** start Information shown **

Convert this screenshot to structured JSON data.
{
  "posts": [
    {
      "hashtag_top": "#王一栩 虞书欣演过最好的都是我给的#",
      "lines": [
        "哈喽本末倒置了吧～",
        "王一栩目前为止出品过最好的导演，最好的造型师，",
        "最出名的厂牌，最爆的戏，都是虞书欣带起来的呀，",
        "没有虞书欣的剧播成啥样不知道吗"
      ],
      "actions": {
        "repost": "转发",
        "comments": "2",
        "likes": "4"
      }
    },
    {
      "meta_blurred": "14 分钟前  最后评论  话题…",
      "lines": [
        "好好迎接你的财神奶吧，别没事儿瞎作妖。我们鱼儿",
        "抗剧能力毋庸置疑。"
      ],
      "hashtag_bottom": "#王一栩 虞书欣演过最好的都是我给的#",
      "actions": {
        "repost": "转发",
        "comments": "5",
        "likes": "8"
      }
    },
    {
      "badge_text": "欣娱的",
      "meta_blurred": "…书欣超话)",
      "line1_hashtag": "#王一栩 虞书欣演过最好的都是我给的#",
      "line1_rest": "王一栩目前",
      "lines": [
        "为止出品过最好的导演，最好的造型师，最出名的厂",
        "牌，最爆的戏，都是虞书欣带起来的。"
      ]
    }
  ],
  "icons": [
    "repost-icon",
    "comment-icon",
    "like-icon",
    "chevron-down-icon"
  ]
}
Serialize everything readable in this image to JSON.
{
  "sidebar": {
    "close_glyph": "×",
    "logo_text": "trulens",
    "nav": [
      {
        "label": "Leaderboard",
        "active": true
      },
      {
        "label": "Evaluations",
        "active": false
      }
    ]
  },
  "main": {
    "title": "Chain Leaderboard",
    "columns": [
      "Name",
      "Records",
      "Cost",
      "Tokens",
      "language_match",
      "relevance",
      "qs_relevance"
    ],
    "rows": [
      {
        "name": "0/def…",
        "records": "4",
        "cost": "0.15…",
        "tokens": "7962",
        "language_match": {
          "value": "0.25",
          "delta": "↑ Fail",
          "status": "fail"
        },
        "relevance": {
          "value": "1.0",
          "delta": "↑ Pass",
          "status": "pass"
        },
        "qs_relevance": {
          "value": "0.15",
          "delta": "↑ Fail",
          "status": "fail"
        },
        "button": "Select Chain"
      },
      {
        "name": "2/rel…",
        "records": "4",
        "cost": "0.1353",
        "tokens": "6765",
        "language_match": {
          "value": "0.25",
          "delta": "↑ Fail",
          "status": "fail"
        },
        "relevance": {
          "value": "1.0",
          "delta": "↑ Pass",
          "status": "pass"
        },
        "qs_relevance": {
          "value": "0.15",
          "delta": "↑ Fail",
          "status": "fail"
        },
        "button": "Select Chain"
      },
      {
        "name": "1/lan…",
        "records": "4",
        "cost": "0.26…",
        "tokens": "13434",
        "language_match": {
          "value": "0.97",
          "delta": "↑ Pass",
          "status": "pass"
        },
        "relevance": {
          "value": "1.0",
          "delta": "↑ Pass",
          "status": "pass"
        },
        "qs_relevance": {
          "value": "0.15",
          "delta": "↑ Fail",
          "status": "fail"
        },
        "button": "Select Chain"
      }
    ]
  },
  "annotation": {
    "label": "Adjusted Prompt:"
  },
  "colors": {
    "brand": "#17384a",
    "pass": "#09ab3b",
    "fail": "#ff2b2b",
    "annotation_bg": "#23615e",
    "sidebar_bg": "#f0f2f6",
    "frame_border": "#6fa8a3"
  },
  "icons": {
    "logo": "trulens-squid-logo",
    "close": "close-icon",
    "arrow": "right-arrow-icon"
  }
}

** end Information shown **

* Written exercise *
Extract the full listing above without altering anything.

* Task output *
Convert this screenshot to structured JSON data.
{
  "posts": [
    {
      "hashtag_top": "#王一栩 虞书欣演过最好的都是我给的#",
      "lines": [
        "哈喽本末倒置了吧～",
        "王一栩目前为止出品过最好的导演，最好的造型师，",
        "最出名的厂牌，最爆的戏，都是虞书欣带起来的呀，",
        "没有虞书欣的剧播成啥样不知道吗"
      ],
      "actions": {
        "repost": "转发",
        "comments": "2",
        "likes": "4"
      }
    },
    {
      "meta_blurred": "14 分钟前  最后评论  话题…",
      "lines": [
        "好好迎接你的财神奶吧，别没事儿瞎作妖。我们鱼儿",
        "抗剧能力毋庸置疑。"
      ],
      "hashtag_bottom": "#王一栩 虞书欣演过最好的都是我给的#",
      "actions": {
        "repost": "转发",
        "comments": "5",
        "likes": "8"
      }
    },
    {
      "badge_text": "欣娱的",
      "meta_blurred": "…书欣超话)",
      "line1_hashtag": "#王一栩 虞书欣演过最好的都是我给的#",
      "line1_rest": "王一栩目前",
      "lines": [
        "为止出品过最好的导演，最好的造型师，最出名的厂",
        "牌，最爆的戏，都是虞书欣带起来的。"
      ]
    }
  ],
  "icons": [
    "repost-icon",
    "comment-icon",
    "like-icon",
    "chevron-down-icon"
  ]
}
Serialize everything readable in this image to JSON.
{
  "sidebar": {
    "close_glyph": "×",
    "logo_text": "trulens",
    "nav": [
      {
        "label": "Leaderboard",
        "active": true
      },
      {
        "label": "Evaluations",
        "active": false
      }
    ]
  },
  "main": {
    "title": "Chain Leaderboard",
    "columns": [
      "Name",
      "Records",
      "Cost",
      "Tokens",
      "language_match",
      "relevance",
      "qs_relevance"
    ],
    "rows": [
      {
        "name": "0/def…",
        "records": "4",
        "cost": "0.15…",
        "tokens": "7962",
        "language_match": {
          "value": "0.25",
          "delta": "↑ Fail",
          "status": "fail"
        },
        "relevance": {
          "value": "1.0",
          "delta": "↑ Pass",
          "status": "pass"
        },
        "qs_relevance": {
          "value": "0.15",
          "delta": "↑ Fail",
          "status": "fail"
        },
        "button": "Select Chain"
      },
      {
        "name": "2/rel…",
        "records": "4",
        "cost": "0.1353",
        "tokens": "6765",
        "language_match": {
          "value": "0.25",
          "delta": "↑ Fail",
          "status": "fail"
        },
        "relevance": {
          "value": "1.0",
          "delta": "↑ Pass",
          "status": "pass"
        },
        "qs_relevance": {
          "value": "0.15",
          "delta": "↑ Fail",
          "status": "fail"
        },
        "button": "Select Chain"
      },
      {
        "name": "1/lan…",
        "records": "4",
        "cost": "0.26…",
        "tokens": "13434",
        "language_match": {
          "value": "0.97",
          "delta": "↑ Pass",
          "status": "pass"
        },
        "relevance": {
          "value": "1.0",
          "delta": "↑ Pass",
          "status": "pass"
        },
        "qs_relevance": {
          "value": "0.15",
          "delta": "↑ Fail",
          "status": "fail"
        },
        "button": "Select Chain"
      }
    ]
  },
  "annotation": {
    "label": "Adjusted Prompt:"
  },
  "colors": {
    "brand": "#17384a",
    "pass": "#09ab3b",
    "fail": "#ff2b2b",
    "annotation_bg": "#23615e",
    "sidebar_bg": "#f0f2f6",
    "frame_border": "#6fa8a3"
  },
  "icons": {
    "logo": "trulens-squid-logo",
    "close": "close-icon",
    "arrow": "right-arrow-icon"
  }
}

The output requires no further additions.